STATED PROBLEM: Copy out each line featuring the string "twenty" from the entries beneath.

RECORDS SUPPLIED:
***

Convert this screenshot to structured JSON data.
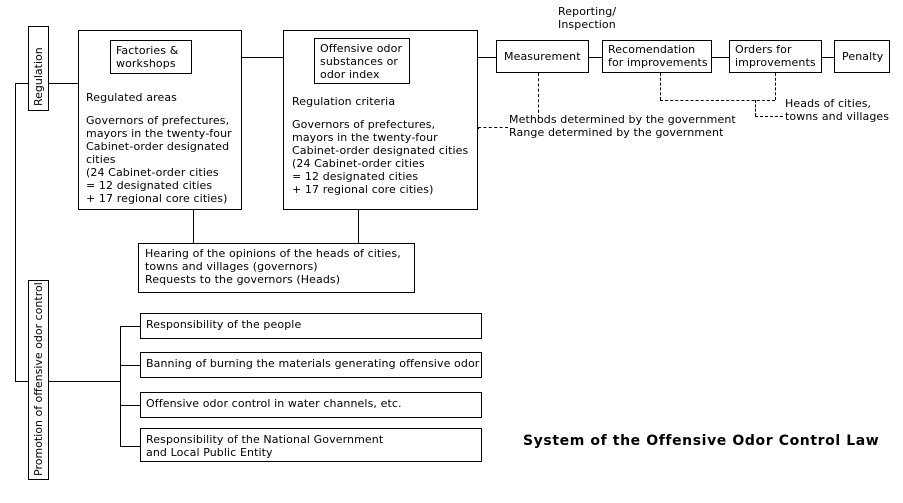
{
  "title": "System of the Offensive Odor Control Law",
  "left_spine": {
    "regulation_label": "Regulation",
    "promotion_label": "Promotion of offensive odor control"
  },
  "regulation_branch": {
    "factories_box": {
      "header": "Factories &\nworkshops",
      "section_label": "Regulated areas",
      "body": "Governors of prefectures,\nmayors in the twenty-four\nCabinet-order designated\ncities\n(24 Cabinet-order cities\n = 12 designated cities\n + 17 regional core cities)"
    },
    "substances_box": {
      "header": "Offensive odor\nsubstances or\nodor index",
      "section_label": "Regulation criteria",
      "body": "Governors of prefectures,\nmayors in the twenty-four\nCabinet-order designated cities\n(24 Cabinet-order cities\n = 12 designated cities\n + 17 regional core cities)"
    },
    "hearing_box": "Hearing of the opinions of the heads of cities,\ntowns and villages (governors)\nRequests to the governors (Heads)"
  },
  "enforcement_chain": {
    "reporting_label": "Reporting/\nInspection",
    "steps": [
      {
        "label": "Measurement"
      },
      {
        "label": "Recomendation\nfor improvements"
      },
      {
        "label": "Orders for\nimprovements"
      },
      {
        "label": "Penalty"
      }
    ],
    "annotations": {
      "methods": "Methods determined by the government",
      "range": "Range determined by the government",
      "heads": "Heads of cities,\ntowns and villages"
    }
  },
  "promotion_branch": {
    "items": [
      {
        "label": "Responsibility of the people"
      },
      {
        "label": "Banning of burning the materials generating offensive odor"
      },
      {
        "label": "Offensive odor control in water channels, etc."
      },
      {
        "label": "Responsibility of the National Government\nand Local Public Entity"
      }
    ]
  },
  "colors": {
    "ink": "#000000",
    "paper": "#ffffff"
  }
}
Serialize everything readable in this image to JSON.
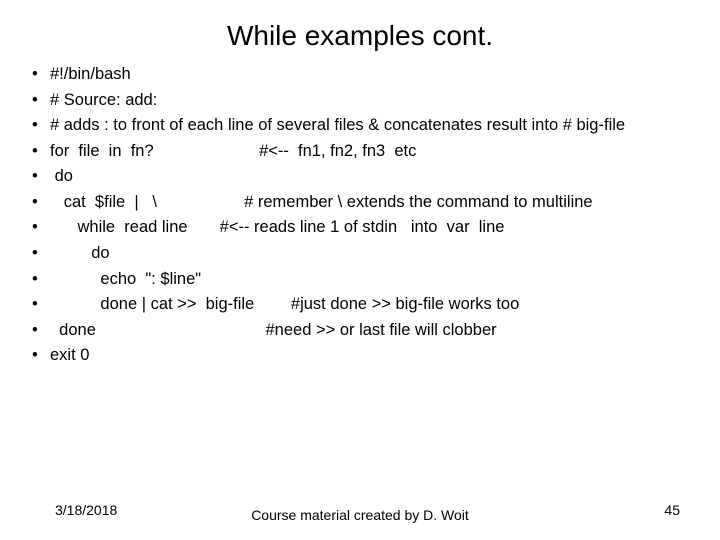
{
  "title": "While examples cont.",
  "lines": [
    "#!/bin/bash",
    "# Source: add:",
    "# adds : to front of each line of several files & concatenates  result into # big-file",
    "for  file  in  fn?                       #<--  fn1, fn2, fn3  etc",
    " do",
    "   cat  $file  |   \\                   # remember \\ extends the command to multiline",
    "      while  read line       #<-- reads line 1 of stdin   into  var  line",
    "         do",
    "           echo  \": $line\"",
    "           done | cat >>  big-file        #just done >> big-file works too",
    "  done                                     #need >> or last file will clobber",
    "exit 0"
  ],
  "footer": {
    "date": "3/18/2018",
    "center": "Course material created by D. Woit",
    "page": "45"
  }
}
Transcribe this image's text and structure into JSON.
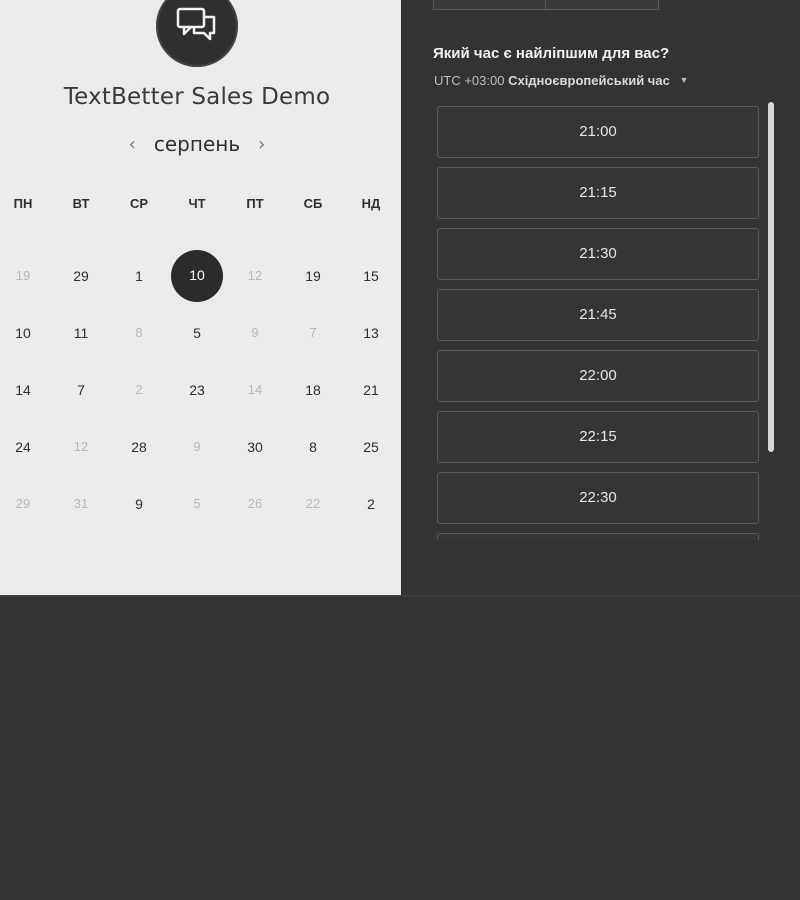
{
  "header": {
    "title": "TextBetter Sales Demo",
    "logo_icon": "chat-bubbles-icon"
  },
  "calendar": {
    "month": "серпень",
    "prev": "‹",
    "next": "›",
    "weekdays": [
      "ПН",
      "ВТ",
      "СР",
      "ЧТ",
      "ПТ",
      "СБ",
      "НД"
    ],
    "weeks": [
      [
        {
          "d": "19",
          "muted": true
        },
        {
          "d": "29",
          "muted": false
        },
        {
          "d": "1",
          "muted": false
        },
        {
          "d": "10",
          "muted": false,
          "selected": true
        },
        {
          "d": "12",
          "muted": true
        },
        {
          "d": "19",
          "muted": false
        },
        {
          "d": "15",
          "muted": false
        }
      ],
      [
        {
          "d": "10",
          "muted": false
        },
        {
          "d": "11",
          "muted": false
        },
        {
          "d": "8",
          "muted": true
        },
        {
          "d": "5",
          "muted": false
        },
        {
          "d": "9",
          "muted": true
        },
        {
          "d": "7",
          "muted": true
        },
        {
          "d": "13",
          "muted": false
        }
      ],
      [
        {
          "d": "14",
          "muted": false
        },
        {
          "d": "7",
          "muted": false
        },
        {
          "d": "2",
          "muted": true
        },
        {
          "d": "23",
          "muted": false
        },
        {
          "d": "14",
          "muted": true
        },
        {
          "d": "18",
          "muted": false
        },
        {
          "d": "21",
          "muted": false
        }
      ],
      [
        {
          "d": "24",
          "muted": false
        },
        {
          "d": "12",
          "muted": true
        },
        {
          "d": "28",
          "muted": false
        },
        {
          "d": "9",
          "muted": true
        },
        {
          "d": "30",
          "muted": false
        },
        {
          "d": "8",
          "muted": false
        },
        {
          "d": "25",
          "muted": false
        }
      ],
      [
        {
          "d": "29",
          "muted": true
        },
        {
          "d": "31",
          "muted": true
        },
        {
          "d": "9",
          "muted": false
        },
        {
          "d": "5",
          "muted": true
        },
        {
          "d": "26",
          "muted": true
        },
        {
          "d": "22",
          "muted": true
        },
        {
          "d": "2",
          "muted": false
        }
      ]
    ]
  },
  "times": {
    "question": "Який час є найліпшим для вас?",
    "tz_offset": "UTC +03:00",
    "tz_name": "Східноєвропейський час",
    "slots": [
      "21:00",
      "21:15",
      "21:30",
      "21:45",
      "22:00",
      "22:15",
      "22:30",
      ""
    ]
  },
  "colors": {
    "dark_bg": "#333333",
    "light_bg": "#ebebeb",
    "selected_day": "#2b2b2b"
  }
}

***

WRITTEN SOLUTION:
      "body": "Governors of prefectures,\nmayors in the twenty-four\nCabinet-order designated\ncities\n(24 Cabinet-order cities\n = 12 designated cities\n + 17 regional core cities)"
      "body": "Governors of prefectures,\nmayors in the twenty-four\nCabinet-order designated cities\n(24 Cabinet-order cities\n = 12 designated cities\n + 17 regional core cities)"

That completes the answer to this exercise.